_Work to complete:_ Count every line of the listing where the string "JSON" occurs, and reply with the count alone.

Data items:
>>>>
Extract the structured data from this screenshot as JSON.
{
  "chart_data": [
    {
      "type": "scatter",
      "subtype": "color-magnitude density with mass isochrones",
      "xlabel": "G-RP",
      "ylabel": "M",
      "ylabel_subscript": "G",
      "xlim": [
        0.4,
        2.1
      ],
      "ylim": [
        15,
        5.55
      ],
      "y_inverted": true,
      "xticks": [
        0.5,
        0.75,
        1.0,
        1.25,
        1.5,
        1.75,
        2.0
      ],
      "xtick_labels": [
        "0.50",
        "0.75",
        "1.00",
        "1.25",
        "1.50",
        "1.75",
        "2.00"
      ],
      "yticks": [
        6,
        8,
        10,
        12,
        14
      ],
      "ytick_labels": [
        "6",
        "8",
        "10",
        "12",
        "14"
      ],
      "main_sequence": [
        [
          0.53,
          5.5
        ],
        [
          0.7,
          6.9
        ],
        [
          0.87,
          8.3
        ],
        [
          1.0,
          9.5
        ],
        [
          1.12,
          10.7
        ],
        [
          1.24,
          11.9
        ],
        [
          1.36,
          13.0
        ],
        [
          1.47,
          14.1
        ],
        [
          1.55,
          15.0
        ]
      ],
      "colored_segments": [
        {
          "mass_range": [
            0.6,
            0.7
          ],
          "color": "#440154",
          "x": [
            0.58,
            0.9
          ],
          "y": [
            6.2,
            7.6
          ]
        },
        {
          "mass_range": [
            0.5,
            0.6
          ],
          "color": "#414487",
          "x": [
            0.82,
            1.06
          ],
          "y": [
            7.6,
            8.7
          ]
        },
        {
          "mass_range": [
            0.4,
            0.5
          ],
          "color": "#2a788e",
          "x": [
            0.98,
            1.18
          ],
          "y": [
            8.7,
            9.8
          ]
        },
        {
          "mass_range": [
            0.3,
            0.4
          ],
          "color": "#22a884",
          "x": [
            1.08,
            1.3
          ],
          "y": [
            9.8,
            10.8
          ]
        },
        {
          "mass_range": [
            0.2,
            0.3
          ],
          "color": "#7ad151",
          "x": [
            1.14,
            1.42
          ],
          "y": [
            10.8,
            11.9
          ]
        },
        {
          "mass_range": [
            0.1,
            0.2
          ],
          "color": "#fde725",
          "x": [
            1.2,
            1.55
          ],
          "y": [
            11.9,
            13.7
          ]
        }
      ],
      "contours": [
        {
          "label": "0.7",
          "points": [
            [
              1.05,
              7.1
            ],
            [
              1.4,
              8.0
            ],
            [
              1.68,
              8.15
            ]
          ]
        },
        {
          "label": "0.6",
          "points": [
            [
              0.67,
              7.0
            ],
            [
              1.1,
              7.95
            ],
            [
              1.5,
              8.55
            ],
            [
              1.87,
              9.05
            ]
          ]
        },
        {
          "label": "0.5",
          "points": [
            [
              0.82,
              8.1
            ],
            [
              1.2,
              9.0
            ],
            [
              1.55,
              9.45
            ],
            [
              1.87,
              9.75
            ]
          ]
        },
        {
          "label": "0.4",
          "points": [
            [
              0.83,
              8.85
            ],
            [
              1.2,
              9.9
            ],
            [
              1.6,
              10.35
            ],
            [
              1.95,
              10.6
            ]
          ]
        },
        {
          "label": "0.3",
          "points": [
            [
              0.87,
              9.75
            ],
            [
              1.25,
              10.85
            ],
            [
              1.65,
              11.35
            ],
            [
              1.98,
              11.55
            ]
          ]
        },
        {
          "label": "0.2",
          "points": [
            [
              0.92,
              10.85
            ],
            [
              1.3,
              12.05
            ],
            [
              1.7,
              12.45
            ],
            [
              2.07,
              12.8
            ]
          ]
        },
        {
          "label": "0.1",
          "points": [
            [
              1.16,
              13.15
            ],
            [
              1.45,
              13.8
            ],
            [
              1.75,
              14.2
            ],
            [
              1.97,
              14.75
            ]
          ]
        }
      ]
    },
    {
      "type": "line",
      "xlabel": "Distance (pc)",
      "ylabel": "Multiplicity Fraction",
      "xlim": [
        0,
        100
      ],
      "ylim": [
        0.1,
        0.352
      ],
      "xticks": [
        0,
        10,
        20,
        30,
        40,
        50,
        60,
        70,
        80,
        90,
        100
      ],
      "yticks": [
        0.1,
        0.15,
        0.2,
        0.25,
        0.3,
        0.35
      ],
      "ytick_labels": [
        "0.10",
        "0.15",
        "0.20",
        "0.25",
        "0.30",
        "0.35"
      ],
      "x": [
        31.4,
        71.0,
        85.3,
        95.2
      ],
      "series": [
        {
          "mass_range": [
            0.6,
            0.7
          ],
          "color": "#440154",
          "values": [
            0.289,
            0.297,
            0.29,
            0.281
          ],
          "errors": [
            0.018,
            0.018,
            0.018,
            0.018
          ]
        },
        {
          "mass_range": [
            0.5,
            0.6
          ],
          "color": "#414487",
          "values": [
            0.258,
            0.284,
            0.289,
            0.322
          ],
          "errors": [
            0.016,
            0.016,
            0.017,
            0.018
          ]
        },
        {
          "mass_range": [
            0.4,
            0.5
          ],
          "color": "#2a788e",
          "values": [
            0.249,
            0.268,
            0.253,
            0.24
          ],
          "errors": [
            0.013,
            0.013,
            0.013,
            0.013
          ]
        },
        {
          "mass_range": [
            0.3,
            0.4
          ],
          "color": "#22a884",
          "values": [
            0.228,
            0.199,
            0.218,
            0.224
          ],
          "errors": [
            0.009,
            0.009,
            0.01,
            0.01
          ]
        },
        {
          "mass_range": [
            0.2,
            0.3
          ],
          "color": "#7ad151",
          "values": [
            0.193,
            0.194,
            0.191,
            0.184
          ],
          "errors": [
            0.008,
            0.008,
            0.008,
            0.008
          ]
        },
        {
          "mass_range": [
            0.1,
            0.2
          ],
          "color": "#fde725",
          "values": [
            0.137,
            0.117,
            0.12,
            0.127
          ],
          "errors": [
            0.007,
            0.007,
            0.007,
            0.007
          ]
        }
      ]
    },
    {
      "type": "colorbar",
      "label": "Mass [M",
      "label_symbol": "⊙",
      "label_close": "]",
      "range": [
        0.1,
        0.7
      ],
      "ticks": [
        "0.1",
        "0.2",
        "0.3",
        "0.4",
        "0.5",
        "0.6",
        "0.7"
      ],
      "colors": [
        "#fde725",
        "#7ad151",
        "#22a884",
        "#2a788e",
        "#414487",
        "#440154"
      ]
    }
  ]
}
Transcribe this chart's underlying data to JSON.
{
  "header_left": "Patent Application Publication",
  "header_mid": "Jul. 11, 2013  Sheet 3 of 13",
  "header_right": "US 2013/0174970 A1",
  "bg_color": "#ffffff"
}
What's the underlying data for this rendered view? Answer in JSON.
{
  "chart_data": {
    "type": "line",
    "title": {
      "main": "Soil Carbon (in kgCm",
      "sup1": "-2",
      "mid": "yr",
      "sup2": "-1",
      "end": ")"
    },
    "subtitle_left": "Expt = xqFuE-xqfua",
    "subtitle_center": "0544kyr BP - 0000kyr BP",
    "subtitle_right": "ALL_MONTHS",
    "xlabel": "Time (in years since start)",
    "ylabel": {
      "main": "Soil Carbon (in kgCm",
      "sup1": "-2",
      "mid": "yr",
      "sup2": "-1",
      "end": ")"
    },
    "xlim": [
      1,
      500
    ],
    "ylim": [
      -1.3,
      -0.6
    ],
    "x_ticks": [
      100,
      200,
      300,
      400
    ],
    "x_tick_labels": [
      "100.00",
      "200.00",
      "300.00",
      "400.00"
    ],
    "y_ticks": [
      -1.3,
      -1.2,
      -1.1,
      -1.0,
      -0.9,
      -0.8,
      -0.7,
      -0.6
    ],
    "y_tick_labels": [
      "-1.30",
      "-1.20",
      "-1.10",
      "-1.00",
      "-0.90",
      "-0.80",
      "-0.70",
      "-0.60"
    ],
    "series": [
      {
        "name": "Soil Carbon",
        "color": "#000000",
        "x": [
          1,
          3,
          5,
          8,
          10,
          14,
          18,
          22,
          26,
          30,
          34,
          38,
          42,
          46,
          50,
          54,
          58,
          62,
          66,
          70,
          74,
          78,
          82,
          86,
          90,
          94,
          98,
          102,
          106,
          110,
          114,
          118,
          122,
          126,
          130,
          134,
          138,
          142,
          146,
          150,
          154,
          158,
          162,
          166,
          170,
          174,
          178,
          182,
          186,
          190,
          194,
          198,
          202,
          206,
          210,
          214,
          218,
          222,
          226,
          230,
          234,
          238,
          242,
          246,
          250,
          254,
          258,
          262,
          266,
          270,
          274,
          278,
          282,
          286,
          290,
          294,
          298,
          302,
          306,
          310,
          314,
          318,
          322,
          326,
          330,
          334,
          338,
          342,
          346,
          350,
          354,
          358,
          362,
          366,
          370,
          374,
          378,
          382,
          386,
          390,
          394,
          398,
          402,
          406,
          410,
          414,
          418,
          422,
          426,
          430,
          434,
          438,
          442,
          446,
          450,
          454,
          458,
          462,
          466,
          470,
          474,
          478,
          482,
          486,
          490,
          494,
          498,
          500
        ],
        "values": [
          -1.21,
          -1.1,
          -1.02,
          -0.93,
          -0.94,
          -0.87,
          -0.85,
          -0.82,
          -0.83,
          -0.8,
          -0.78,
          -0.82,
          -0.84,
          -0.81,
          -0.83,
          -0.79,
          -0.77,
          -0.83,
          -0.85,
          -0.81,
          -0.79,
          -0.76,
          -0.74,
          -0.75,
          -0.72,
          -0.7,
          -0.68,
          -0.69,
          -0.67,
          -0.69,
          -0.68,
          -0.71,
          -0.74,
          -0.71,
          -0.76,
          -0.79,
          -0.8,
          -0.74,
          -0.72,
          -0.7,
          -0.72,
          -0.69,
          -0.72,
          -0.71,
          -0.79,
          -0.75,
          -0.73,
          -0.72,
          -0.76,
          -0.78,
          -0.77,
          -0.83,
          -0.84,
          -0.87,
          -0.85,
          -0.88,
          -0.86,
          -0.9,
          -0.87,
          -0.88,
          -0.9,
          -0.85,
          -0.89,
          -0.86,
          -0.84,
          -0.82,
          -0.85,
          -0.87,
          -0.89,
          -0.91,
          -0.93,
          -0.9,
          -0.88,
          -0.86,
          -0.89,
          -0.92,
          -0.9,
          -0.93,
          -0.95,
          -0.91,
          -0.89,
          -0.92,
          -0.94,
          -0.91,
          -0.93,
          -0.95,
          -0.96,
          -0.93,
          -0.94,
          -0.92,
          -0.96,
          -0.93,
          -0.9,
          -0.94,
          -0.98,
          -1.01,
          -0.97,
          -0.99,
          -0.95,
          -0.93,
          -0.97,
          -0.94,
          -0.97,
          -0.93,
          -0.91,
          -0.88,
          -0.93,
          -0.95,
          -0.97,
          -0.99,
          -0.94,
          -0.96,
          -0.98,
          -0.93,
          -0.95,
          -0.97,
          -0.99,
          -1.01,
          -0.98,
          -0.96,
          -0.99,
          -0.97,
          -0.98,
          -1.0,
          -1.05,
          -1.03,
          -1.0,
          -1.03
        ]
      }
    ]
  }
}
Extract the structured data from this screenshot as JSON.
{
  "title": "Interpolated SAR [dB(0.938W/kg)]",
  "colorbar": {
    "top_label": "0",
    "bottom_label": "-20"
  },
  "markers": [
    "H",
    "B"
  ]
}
<<<<
_Full answer:_ 4